**SHORT PROBLEM:**
Look through the data and write out every line with the word "Innsbruck" in it.

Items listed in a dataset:

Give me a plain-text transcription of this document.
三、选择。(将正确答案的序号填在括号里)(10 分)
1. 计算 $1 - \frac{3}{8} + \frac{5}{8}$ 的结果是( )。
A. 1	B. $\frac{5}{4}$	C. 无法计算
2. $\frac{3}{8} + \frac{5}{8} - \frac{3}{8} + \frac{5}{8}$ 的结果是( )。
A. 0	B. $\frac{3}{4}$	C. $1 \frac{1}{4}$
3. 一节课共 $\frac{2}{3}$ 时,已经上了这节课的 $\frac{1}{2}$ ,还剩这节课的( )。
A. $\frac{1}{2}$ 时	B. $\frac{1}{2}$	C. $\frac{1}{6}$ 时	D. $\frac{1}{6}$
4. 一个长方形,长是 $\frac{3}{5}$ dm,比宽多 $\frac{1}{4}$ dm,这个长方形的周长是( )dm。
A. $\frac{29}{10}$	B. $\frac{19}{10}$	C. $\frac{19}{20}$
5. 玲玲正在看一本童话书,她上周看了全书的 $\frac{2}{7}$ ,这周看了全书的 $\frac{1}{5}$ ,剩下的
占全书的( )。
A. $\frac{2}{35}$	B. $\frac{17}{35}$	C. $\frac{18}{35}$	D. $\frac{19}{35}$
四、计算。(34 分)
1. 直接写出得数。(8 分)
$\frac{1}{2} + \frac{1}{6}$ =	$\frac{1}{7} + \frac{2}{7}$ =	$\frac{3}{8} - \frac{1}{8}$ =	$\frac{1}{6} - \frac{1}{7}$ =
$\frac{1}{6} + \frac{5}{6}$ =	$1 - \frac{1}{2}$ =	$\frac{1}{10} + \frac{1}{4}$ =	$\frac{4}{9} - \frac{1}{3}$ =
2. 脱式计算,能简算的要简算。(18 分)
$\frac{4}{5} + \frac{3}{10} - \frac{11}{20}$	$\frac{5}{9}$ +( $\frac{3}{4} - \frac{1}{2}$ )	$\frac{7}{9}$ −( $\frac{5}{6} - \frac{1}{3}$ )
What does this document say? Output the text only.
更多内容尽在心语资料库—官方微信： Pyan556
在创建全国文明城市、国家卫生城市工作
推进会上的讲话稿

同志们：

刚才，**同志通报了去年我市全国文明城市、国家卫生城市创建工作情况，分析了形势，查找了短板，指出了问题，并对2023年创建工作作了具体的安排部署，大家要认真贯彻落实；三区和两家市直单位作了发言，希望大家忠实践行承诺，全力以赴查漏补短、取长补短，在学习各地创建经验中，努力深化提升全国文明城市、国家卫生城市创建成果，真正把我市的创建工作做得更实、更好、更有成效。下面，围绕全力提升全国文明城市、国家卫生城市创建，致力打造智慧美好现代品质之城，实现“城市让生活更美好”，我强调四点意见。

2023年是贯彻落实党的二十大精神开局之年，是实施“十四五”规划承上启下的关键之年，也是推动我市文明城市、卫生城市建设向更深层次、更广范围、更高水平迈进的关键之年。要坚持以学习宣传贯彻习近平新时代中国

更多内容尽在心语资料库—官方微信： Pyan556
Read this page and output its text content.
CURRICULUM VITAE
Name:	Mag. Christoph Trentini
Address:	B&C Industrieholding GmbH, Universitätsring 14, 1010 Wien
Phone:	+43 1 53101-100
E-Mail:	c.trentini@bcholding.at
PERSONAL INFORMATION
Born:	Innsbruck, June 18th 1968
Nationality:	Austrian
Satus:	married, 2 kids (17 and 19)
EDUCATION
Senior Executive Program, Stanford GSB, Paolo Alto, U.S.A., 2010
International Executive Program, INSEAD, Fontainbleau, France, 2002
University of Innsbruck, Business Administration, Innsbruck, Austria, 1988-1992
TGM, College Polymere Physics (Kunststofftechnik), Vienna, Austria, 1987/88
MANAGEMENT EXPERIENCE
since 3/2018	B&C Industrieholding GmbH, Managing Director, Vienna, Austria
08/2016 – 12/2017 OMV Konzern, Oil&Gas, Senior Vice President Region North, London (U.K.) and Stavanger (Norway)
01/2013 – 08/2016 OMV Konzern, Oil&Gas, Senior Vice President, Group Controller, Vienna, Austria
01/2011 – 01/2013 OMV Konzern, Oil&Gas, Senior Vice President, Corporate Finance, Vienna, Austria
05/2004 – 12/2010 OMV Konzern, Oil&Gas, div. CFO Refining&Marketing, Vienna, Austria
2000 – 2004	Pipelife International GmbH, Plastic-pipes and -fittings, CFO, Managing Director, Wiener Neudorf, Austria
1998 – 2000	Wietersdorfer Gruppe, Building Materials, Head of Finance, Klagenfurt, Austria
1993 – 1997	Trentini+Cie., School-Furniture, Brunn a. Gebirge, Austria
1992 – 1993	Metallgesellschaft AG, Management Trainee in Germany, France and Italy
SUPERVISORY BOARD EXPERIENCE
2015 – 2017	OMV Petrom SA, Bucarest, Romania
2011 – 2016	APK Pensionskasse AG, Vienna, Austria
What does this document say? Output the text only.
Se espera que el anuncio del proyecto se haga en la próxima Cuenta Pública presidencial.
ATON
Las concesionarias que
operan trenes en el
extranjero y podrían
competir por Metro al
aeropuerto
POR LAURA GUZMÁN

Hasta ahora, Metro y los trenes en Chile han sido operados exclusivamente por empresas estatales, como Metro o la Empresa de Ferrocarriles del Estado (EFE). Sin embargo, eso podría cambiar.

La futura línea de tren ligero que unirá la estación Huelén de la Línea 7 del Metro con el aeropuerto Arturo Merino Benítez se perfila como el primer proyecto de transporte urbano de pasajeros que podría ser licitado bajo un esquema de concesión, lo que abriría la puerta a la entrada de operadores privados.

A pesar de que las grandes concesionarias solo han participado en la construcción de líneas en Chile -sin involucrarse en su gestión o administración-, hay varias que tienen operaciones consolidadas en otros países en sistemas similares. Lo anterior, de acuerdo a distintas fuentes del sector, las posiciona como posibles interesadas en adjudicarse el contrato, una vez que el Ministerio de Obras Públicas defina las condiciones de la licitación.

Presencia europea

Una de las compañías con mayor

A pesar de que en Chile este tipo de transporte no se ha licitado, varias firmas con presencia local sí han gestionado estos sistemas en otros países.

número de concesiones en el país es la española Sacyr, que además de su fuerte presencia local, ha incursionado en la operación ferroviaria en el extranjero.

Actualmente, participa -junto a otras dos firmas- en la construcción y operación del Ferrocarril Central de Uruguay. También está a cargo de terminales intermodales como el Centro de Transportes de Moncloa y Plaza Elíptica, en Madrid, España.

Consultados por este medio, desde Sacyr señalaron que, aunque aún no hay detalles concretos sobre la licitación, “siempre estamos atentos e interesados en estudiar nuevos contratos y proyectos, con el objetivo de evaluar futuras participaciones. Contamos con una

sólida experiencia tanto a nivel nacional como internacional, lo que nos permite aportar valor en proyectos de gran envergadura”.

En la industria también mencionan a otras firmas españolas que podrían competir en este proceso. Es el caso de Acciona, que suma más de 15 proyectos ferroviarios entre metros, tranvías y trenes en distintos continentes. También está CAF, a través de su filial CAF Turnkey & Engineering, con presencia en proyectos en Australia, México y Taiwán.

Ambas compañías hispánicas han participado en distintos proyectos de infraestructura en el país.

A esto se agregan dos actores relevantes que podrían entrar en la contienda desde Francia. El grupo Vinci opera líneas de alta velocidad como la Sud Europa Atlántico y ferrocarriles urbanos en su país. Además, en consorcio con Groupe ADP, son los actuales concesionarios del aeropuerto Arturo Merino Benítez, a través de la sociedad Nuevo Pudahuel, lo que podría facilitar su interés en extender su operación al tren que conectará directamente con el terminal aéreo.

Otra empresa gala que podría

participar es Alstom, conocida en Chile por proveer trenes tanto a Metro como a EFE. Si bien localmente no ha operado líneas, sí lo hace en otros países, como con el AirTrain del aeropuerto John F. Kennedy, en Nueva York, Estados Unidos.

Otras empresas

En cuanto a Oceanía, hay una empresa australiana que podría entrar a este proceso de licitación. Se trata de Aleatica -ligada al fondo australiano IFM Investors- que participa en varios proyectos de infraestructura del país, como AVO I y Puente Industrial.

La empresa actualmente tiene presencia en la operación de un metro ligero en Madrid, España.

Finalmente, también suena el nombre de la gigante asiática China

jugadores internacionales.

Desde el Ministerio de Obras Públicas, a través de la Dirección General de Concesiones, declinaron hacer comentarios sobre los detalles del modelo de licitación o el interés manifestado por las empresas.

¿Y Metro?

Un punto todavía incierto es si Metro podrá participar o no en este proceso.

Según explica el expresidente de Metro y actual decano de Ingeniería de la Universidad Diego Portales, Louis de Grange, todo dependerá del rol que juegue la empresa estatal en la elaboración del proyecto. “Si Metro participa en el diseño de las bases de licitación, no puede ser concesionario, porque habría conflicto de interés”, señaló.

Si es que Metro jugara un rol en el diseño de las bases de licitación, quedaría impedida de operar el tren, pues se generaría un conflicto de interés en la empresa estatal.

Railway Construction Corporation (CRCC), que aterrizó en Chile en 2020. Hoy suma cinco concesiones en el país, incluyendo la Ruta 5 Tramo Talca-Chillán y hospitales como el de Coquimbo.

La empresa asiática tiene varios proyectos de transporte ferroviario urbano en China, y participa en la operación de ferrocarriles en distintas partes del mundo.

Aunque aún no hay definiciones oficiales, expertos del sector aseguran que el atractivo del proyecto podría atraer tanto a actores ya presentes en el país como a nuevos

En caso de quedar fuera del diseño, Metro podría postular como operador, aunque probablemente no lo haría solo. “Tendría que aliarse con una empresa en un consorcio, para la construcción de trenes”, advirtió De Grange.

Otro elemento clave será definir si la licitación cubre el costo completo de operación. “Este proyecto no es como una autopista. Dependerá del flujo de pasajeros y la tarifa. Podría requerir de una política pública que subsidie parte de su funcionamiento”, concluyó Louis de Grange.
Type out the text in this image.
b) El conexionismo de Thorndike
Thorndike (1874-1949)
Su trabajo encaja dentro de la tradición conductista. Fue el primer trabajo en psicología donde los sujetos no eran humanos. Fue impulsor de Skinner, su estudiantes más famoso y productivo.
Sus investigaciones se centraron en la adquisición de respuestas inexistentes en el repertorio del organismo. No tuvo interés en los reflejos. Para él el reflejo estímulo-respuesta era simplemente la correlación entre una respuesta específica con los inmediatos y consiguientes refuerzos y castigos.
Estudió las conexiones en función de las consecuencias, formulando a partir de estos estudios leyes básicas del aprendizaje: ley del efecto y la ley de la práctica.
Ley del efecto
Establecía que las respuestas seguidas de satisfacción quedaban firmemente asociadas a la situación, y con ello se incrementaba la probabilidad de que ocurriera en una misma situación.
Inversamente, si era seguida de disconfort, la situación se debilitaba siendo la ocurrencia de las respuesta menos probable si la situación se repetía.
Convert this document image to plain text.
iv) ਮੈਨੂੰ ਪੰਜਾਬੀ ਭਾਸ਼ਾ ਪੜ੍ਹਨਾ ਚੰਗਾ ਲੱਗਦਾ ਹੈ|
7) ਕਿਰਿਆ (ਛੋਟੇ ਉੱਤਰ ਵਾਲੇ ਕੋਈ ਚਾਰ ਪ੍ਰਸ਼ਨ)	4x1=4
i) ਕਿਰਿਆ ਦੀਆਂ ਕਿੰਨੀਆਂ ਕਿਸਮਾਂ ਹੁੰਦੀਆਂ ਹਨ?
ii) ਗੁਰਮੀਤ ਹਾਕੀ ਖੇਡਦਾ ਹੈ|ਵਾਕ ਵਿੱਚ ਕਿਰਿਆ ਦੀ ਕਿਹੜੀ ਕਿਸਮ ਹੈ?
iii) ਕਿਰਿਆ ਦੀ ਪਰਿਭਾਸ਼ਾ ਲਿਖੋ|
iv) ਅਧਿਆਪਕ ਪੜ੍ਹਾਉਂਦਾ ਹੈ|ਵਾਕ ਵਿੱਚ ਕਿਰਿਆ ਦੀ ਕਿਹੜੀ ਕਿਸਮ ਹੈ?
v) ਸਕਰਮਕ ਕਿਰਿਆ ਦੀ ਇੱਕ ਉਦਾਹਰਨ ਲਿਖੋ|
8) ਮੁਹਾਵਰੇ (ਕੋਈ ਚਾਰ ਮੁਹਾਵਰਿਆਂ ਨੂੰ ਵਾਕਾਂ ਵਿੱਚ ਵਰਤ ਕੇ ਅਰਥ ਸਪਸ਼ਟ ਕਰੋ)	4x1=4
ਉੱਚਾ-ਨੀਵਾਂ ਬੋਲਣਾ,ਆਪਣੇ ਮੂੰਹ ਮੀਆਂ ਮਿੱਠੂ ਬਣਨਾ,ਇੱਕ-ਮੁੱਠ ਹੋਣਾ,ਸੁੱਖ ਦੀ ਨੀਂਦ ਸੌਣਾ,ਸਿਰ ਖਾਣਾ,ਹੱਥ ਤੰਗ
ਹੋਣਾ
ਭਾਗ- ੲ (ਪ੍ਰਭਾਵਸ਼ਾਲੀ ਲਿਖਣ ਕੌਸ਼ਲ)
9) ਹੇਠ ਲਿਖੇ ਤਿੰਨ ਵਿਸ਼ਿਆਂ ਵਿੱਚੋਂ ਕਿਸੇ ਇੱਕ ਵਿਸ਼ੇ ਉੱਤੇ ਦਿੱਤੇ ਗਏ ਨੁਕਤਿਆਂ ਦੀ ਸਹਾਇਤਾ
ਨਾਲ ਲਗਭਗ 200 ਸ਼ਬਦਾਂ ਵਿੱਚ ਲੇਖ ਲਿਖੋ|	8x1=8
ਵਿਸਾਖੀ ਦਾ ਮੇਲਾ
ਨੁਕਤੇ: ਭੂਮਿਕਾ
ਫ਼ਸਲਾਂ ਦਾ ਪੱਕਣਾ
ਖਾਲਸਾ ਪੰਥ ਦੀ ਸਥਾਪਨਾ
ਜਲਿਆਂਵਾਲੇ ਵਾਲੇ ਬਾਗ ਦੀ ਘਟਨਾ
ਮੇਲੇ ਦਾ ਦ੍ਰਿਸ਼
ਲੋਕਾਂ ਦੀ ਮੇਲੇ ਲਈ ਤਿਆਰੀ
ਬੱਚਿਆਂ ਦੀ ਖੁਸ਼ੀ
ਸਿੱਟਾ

**RESPONSE:**
Born:	Innsbruck, June 18th 1968
University of Innsbruck, Business Administration, Innsbruck, Austria, 1988-1992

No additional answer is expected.